(Image region notes)
------------------------------

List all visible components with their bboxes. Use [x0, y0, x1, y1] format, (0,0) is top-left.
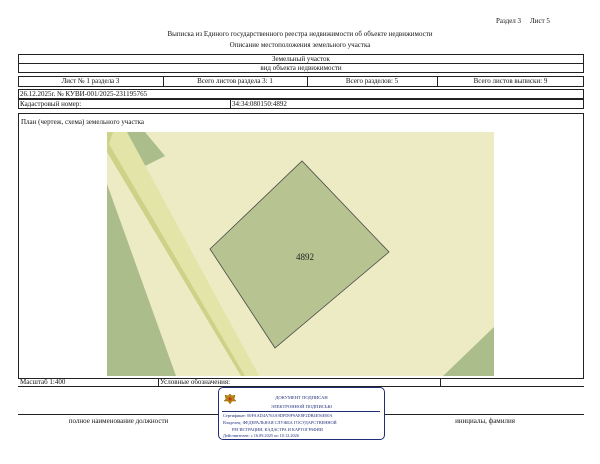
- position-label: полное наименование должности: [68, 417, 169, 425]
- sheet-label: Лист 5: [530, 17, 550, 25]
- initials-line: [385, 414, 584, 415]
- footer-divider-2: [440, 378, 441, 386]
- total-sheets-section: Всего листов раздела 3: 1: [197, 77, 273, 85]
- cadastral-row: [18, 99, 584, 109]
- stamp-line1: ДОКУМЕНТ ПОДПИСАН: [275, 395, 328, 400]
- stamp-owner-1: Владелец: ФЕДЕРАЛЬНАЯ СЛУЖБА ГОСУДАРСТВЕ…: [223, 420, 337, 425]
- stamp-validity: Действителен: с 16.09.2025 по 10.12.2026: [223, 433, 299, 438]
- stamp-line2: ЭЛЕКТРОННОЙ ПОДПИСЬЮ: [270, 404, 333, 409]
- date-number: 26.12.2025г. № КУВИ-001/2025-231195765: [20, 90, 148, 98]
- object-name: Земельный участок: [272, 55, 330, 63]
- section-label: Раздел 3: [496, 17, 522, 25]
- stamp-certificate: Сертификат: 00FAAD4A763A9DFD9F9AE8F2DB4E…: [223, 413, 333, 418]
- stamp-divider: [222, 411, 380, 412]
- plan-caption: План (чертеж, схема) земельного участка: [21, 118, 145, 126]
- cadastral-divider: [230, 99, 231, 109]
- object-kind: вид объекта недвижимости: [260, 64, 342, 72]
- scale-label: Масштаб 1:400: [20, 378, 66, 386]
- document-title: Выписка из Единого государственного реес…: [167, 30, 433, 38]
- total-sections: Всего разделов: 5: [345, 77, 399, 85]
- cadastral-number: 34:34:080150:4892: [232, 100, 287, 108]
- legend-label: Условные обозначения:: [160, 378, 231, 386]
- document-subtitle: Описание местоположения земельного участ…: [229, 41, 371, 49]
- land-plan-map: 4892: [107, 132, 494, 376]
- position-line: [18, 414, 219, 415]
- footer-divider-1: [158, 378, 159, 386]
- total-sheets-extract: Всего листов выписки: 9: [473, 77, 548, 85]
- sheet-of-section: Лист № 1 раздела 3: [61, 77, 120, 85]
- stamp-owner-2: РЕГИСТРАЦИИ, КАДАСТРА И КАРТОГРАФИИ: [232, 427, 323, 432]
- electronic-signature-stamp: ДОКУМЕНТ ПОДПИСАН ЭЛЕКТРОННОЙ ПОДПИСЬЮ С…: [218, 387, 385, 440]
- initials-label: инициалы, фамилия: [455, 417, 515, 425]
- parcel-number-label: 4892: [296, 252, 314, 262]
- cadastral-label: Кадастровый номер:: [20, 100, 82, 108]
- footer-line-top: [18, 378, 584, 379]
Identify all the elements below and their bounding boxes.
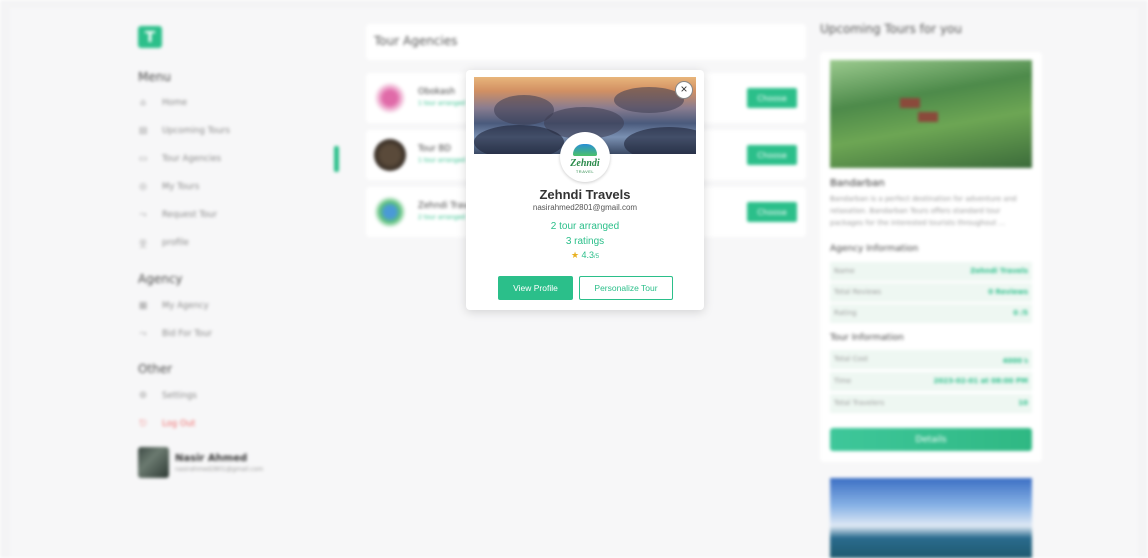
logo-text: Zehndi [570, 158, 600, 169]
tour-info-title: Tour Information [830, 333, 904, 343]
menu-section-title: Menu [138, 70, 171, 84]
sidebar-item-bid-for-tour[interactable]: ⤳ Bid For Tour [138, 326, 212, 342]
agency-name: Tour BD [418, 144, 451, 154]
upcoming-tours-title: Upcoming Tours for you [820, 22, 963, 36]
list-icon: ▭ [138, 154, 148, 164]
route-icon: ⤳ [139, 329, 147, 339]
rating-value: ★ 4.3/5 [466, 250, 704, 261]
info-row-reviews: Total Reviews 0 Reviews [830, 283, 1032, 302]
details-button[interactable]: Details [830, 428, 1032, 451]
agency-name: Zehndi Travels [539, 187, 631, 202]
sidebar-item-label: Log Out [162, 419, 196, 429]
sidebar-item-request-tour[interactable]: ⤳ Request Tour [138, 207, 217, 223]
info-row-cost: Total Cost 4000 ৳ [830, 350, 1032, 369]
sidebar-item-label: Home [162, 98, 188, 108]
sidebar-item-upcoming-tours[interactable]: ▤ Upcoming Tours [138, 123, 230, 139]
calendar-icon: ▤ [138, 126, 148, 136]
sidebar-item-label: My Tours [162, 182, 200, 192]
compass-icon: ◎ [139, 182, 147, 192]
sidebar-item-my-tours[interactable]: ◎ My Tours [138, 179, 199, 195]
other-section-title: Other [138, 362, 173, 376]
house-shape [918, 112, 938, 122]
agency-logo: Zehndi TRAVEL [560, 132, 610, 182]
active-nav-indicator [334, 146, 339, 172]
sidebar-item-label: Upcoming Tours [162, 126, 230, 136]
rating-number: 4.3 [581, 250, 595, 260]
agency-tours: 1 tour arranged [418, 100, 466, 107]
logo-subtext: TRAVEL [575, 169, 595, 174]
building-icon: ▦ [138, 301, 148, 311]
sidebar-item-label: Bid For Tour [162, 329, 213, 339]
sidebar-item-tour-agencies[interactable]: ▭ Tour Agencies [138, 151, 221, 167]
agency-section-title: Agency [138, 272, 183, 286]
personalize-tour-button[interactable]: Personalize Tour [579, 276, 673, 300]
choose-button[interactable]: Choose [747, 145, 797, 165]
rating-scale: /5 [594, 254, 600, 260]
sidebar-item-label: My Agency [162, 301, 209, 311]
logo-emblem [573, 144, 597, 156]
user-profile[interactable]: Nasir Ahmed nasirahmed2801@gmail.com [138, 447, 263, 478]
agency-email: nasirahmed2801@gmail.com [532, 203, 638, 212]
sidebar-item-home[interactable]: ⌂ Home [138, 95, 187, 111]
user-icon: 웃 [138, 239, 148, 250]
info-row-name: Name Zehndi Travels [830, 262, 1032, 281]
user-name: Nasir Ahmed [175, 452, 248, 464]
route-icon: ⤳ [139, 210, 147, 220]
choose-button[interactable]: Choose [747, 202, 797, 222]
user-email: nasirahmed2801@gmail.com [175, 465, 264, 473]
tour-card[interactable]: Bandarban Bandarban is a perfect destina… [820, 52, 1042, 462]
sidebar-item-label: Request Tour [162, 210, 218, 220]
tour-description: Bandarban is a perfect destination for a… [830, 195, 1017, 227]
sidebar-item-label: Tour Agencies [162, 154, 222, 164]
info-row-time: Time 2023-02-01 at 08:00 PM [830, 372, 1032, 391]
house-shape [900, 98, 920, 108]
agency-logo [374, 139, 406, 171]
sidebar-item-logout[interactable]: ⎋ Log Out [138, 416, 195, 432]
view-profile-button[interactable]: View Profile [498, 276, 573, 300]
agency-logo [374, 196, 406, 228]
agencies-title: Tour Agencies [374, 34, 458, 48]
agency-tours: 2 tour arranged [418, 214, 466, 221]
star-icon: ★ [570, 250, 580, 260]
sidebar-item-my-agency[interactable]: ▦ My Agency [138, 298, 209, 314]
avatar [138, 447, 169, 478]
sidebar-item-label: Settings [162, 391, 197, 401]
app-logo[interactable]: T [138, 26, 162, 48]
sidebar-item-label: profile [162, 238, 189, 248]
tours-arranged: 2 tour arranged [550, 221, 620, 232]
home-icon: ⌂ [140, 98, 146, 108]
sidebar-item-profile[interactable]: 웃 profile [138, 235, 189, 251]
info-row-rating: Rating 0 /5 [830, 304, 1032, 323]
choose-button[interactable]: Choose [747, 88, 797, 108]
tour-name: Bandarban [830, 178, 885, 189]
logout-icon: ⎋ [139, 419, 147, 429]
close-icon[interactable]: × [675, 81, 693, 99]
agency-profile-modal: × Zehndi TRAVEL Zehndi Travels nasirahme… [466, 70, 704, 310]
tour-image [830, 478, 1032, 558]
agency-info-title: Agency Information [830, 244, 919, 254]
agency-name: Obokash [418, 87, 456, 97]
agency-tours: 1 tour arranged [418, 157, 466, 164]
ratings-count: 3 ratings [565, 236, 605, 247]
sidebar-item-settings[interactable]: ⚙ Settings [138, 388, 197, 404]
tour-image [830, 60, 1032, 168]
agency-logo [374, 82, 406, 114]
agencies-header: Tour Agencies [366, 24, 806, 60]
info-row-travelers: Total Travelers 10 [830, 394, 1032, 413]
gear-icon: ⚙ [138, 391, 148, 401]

------------------------------

Retype the listing word for word, starting at the line containing "- position-label: полное" and ending at the line containing "- total-sheets-section: Всего", including both of those lines.

- position-label: полное наименование должности: [68, 417, 169, 425]
- sheet-label: Лист 5: [530, 17, 550, 25]
- initials-line: [385, 414, 584, 415]
- footer-divider-2: [440, 378, 441, 386]
- total-sheets-section: Всего листов раздела 3: 1: [197, 77, 273, 85]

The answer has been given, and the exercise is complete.